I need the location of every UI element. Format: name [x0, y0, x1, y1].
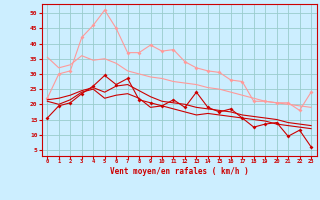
X-axis label: Vent moyen/en rafales ( km/h ): Vent moyen/en rafales ( km/h )	[110, 167, 249, 176]
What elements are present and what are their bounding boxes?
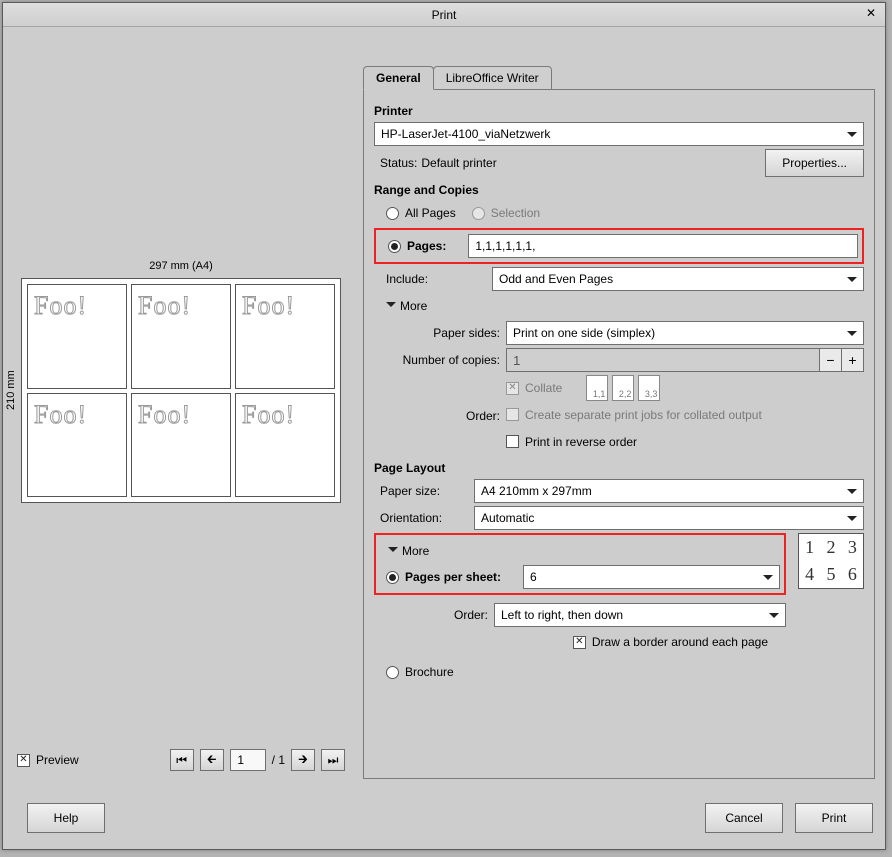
include-select[interactable]: Odd and Even Pages (492, 267, 864, 291)
pages-per-sheet-block: More Pages per sheet: 6 1 (374, 533, 864, 627)
copies-spinner[interactable]: − + (506, 348, 864, 372)
preview-pager: Preview ⏮ 🡰 / 1 🡲 ⏭ (17, 749, 345, 771)
section-layout: Page Layout (374, 461, 864, 475)
tab-general[interactable]: General (363, 66, 434, 90)
close-icon[interactable]: ✕ (863, 6, 879, 22)
order-separate-jobs-check: Create separate print jobs for collated … (506, 408, 762, 422)
draw-border-check[interactable]: Draw a border around each page (573, 635, 768, 649)
page-total-label: / 1 (272, 753, 285, 767)
orientation-select[interactable]: Automatic (474, 506, 864, 530)
layout-order-label: Order: (374, 608, 494, 622)
layout-order-select[interactable]: Left to right, then down (494, 603, 786, 627)
paper-size-select[interactable]: A4 210mm x 297mm (474, 479, 864, 503)
pps-label: Pages per sheet: (405, 570, 501, 584)
collate-check: Collate (506, 381, 562, 395)
pages-per-sheet-select[interactable]: 6 (523, 565, 780, 589)
plus-icon[interactable]: + (841, 349, 863, 371)
pages-input[interactable] (468, 234, 858, 258)
radio-icon (472, 207, 485, 220)
order-label: Order: (374, 409, 506, 423)
last-page-button[interactable]: ⏭ (321, 749, 345, 771)
checkbox-icon (506, 382, 519, 395)
preview-cell: Foo! (131, 284, 231, 389)
preview-cell: Foo! (27, 284, 127, 389)
reverse-order-check[interactable]: Print in reverse order (506, 435, 637, 449)
first-page-button[interactable]: ⏮ (170, 749, 194, 771)
checkbox-icon (506, 435, 519, 448)
radio-icon (386, 571, 399, 584)
window-title: Print (432, 8, 457, 22)
orientation-label: Orientation: (374, 511, 474, 525)
page-number-input[interactable] (230, 749, 266, 771)
print-button[interactable]: Print (795, 803, 873, 833)
titlebar: Print ✕ (3, 3, 885, 27)
pages-label: Pages: (407, 239, 446, 253)
printer-select[interactable]: HP-LaserJet-4100_viaNetzwerk (374, 122, 864, 146)
radio-brochure[interactable]: Brochure (386, 665, 454, 679)
settings-panel: General LibreOffice Writer Printer HP-La… (363, 64, 875, 779)
copies-label: Number of copies: (374, 353, 506, 367)
radio-pages-per-sheet[interactable]: Pages per sheet: (386, 570, 501, 584)
paper-sides-label: Paper sides: (374, 326, 506, 340)
status-value: Default printer (421, 156, 496, 170)
more-layout-disclosure[interactable]: More (380, 544, 429, 558)
preview-pane: 297 mm (A4) 210 mm Foo! Foo! Foo! Foo! F… (11, 58, 351, 779)
bottom-button-bar: Help Cancel Print (15, 799, 873, 837)
highlight-pages-row: Pages: (374, 228, 864, 264)
copies-input[interactable] (507, 349, 819, 371)
pps-grid-icon: 1 2 3 4 5 6 (798, 533, 864, 589)
more-range-disclosure[interactable]: More (374, 299, 427, 313)
paper-sides-select[interactable]: Print on one side (simplex) (506, 321, 864, 345)
radio-selection: Selection (472, 206, 540, 220)
preview-width-label: 297 mm (A4) (21, 260, 341, 272)
preview-sheet-wrap: 297 mm (A4) 210 mm Foo! Foo! Foo! Foo! F… (21, 278, 341, 503)
checkbox-icon (17, 754, 30, 767)
properties-button[interactable]: Properties... (765, 149, 864, 177)
collate-icon: 1,1 2,2 3,3 (586, 375, 660, 401)
tab-libreoffice-writer[interactable]: LibreOffice Writer (433, 66, 552, 90)
section-range: Range and Copies (374, 183, 864, 197)
preview-toggle-check[interactable]: Preview (17, 753, 79, 767)
next-page-button[interactable]: 🡲 (291, 749, 315, 771)
checkbox-icon (573, 636, 586, 649)
preview-cell: Foo! (235, 393, 335, 498)
checkbox-icon (506, 408, 519, 421)
radio-icon (386, 666, 399, 679)
minus-icon[interactable]: − (819, 349, 841, 371)
preview-sheet: Foo! Foo! Foo! Foo! Foo! Foo! (21, 278, 341, 503)
help-button[interactable]: Help (27, 803, 105, 833)
radio-pages[interactable]: Pages: (388, 239, 446, 253)
preview-toggle-label: Preview (36, 753, 79, 767)
cancel-button[interactable]: Cancel (705, 803, 783, 833)
highlight-pages-per-sheet: More Pages per sheet: 6 (374, 533, 786, 595)
print-dialog: Print ✕ 297 mm (A4) 210 mm Foo! Foo! Foo… (2, 2, 886, 850)
tab-panel-general: Printer HP-LaserJet-4100_viaNetzwerk Sta… (363, 89, 875, 779)
radio-icon (386, 207, 399, 220)
include-label: Include: (374, 272, 492, 286)
preview-height-label: 210 mm (5, 278, 17, 503)
preview-cell: Foo! (131, 393, 231, 498)
radio-icon (388, 240, 401, 253)
status-label: Status: (380, 156, 417, 170)
tab-bar: General LibreOffice Writer (363, 64, 875, 90)
section-printer: Printer (374, 104, 864, 118)
paper-size-label: Paper size: (374, 484, 474, 498)
prev-page-button[interactable]: 🡰 (200, 749, 224, 771)
preview-cell: Foo! (235, 284, 335, 389)
preview-cell: Foo! (27, 393, 127, 498)
radio-all-pages[interactable]: All Pages (386, 206, 456, 220)
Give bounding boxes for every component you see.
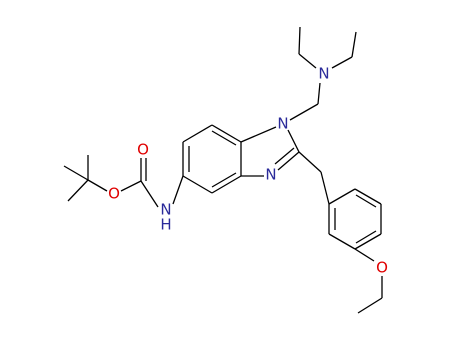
atom-label: N — [265, 166, 276, 184]
atom-label: N — [277, 115, 288, 133]
atom-label: N — [318, 65, 329, 83]
atom-label: O — [376, 259, 388, 277]
bonds — [63, 26, 383, 314]
atom-label: O — [108, 185, 120, 203]
atom-label: N — [160, 201, 171, 219]
atom-label: H — [160, 216, 171, 234]
atom-label: O — [137, 141, 149, 159]
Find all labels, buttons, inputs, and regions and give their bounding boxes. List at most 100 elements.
···
Could you reproduce everything in the data from the line containing "X-axis label: Vent" down to the line containing "What elements are", both of those lines included, character for character?

X-axis label: Vent moyen/en rafales ( km/h ): Vent moyen/en rafales ( km/h )	[110, 167, 249, 176]
What elements are present and what are their bounding boxes?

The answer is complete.